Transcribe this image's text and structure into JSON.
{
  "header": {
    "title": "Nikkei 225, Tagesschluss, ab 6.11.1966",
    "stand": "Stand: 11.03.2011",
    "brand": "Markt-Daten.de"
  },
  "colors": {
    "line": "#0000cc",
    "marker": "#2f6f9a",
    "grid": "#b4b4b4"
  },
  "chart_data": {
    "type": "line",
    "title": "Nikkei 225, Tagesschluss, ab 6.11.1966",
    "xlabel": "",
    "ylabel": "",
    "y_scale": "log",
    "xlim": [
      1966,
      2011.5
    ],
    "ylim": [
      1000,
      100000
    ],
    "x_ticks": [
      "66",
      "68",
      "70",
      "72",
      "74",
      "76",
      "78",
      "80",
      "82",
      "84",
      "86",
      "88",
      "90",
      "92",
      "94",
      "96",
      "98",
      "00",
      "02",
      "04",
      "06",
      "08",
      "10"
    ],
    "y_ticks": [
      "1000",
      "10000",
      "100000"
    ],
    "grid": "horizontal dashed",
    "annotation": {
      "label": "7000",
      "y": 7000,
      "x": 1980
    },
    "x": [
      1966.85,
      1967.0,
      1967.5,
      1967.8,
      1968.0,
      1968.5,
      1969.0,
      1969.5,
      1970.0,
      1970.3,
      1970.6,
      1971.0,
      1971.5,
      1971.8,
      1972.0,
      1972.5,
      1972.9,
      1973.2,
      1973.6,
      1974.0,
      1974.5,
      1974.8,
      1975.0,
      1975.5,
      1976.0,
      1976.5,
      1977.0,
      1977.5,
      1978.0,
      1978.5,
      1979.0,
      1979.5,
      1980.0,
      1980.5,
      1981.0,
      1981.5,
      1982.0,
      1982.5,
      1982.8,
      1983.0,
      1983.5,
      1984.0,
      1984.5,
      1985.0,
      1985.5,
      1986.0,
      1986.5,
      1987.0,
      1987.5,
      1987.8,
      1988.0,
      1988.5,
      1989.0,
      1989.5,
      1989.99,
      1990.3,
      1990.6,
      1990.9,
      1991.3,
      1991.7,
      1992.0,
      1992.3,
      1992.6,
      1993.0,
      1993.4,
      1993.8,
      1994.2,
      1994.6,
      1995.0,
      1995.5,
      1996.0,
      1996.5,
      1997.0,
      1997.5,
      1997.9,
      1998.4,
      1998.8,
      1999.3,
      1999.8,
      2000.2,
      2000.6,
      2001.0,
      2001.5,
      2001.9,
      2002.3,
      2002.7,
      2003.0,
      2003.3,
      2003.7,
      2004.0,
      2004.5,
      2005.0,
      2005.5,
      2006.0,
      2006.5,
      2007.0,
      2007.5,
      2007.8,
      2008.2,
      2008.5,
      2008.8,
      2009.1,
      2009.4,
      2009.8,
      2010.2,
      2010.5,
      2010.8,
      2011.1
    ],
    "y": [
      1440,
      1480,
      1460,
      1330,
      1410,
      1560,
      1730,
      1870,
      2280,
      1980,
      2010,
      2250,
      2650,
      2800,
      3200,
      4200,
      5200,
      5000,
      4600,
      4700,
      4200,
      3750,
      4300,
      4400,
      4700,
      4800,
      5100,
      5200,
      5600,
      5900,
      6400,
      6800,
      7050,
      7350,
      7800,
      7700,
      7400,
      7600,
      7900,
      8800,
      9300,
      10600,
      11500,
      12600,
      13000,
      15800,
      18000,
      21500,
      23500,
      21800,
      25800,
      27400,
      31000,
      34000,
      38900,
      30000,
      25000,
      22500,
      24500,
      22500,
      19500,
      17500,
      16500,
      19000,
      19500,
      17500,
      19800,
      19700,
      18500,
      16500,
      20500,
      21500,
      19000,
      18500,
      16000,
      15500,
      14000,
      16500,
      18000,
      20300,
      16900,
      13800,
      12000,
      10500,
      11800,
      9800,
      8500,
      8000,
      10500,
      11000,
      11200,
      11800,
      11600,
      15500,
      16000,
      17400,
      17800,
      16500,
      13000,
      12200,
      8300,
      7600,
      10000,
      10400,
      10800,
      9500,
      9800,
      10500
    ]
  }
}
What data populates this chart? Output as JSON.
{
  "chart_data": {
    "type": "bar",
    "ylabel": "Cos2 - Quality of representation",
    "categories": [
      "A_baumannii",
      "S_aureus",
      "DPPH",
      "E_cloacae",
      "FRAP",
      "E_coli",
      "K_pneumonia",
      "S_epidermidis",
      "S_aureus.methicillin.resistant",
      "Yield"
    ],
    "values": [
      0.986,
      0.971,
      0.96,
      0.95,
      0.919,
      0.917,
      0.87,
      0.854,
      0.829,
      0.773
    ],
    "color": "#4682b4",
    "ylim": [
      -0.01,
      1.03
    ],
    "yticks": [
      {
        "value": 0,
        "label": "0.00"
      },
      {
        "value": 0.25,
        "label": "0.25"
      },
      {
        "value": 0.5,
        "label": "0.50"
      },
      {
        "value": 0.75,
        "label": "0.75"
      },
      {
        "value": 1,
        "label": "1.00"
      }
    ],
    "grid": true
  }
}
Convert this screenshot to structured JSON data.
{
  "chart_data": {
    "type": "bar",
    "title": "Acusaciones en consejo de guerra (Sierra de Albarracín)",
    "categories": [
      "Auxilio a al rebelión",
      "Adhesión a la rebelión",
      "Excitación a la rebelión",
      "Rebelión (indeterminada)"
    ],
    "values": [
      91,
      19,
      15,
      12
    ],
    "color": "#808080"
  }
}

● ● ●

--- Your instructions ---
Look through the entries and find each line that has the string "JSON". Copy those lines.

--- Output of the exercise ---
Transcribe this image's text and structure into JSON.
What data populates this chart? Output as JSON.
Convert this screenshot to structured JSON data.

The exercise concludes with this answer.